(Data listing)
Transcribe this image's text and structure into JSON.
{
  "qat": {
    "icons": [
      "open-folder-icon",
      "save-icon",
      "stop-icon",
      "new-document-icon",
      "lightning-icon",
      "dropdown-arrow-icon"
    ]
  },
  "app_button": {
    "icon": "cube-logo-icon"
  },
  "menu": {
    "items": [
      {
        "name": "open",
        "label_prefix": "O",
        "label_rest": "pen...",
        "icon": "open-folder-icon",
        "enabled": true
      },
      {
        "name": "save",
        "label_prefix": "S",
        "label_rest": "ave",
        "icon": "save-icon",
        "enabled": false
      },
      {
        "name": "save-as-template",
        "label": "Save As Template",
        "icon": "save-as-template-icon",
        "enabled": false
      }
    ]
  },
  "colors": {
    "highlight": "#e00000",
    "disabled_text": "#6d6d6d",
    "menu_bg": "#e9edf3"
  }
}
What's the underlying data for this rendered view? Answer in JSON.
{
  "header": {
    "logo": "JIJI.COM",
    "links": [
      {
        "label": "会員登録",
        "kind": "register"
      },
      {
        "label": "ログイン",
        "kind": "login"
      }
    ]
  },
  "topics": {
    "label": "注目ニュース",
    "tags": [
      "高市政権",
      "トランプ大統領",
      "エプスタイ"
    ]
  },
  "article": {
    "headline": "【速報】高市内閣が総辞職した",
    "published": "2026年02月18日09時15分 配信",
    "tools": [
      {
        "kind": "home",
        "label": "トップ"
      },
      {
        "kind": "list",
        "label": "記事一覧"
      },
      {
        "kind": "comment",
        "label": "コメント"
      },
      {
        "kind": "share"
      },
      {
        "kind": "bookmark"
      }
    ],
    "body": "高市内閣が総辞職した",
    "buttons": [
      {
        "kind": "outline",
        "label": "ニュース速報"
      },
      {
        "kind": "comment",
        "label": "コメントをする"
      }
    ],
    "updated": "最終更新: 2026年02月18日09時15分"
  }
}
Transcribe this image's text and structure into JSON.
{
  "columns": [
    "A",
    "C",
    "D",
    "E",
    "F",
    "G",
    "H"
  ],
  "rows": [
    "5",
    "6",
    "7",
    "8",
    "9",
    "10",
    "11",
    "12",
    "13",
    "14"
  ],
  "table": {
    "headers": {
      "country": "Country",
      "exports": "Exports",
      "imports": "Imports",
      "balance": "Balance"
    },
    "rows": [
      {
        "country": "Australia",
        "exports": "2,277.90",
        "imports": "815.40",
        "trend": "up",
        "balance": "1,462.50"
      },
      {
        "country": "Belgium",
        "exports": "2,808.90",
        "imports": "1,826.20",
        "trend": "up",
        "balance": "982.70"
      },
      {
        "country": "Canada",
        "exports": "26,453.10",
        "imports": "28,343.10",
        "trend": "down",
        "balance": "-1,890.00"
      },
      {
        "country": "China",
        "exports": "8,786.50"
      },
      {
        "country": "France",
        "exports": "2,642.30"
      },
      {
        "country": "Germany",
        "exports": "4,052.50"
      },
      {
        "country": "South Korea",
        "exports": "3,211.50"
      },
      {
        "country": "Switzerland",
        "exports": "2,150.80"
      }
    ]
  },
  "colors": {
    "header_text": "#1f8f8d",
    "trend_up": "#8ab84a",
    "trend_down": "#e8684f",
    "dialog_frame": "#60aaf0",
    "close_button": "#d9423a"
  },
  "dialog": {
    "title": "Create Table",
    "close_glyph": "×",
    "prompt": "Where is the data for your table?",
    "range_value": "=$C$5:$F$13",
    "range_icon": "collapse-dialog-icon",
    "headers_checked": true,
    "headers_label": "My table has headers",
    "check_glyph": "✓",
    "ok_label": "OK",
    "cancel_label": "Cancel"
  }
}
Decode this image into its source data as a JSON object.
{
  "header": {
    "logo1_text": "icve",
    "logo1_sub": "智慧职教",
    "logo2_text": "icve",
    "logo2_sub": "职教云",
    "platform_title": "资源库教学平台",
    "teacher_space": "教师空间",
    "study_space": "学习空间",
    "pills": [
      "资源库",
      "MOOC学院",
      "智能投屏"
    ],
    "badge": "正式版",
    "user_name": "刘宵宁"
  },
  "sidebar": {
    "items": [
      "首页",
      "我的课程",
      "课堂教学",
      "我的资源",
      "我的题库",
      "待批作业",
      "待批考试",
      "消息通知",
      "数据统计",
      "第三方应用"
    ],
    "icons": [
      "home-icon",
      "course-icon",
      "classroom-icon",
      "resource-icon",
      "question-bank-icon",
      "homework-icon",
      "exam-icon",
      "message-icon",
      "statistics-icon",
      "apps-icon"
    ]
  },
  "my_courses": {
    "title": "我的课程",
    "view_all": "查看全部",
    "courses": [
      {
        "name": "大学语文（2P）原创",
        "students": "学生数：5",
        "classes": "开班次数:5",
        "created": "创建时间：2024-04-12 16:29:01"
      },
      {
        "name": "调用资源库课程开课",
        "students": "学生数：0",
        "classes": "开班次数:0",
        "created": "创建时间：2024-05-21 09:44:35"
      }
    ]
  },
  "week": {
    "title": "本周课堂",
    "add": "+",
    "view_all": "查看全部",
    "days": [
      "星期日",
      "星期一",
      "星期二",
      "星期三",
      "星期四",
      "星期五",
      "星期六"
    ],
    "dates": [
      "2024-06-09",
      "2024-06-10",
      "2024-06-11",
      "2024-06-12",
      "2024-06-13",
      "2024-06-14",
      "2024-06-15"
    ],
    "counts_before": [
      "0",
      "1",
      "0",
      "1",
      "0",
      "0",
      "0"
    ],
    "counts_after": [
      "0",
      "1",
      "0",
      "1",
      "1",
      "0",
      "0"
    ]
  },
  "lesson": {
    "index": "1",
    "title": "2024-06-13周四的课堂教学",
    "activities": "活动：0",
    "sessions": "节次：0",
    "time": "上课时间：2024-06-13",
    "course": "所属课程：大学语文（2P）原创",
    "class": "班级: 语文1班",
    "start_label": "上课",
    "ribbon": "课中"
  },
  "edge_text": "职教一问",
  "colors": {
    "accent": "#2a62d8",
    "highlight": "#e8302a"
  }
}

* _Stated task_: Of all the lines in the data above, state how many include "country". Say only the number.

* _The reply_: 9